(TASK STATEMENT):
Print the whole listing exactly.

(DATA SECTION):
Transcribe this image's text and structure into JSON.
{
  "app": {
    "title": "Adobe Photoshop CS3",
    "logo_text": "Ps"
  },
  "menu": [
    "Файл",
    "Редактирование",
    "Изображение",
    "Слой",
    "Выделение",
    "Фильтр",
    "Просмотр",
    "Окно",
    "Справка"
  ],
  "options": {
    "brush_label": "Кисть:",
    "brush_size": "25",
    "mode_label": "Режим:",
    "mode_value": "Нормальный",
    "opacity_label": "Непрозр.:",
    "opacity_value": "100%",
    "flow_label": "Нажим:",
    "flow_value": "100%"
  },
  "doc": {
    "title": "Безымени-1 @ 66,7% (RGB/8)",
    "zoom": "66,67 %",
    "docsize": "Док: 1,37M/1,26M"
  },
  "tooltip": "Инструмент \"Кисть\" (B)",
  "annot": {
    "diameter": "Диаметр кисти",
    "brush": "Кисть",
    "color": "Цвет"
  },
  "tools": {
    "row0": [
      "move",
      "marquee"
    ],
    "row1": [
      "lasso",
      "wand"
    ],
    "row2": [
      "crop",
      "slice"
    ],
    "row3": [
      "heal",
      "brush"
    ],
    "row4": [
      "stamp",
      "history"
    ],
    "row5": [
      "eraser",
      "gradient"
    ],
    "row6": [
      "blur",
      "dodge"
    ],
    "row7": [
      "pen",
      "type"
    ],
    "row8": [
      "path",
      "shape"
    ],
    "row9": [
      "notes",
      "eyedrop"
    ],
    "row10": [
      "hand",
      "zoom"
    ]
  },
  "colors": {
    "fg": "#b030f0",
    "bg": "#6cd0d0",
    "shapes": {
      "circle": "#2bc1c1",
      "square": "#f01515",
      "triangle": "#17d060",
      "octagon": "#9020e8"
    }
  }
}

(RESULT OF THE TASK):
Transcribe this image's text and structure into JSON.
{
  "app": {
    "title": "Adobe Photoshop CS3",
    "logo_text": "Ps"
  },
  "menu": [
    "Файл",
    "Редактирование",
    "Изображение",
    "Слой",
    "Выделение",
    "Фильтр",
    "Просмотр",
    "Окно",
    "Справка"
  ],
  "options": {
    "brush_label": "Кисть:",
    "brush_size": "25",
    "mode_label": "Режим:",
    "mode_value": "Нормальный",
    "opacity_label": "Непрозр.:",
    "opacity_value": "100%",
    "flow_label": "Нажим:",
    "flow_value": "100%"
  },
  "doc": {
    "title": "Безымени-1 @ 66,7% (RGB/8)",
    "zoom": "66,67 %",
    "docsize": "Док: 1,37M/1,26M"
  },
  "tooltip": "Инструмент \"Кисть\" (B)",
  "annot": {
    "diameter": "Диаметр кисти",
    "brush": "Кисть",
    "color": "Цвет"
  },
  "tools": {
    "row0": [
      "move",
      "marquee"
    ],
    "row1": [
      "lasso",
      "wand"
    ],
    "row2": [
      "crop",
      "slice"
    ],
    "row3": [
      "heal",
      "brush"
    ],
    "row4": [
      "stamp",
      "history"
    ],
    "row5": [
      "eraser",
      "gradient"
    ],
    "row6": [
      "blur",
      "dodge"
    ],
    "row7": [
      "pen",
      "type"
    ],
    "row8": [
      "path",
      "shape"
    ],
    "row9": [
      "notes",
      "eyedrop"
    ],
    "row10": [
      "hand",
      "zoom"
    ]
  },
  "colors": {
    "fg": "#b030f0",
    "bg": "#6cd0d0",
    "shapes": {
      "circle": "#2bc1c1",
      "square": "#f01515",
      "triangle": "#17d060",
      "octagon": "#9020e8"
    }
  }
}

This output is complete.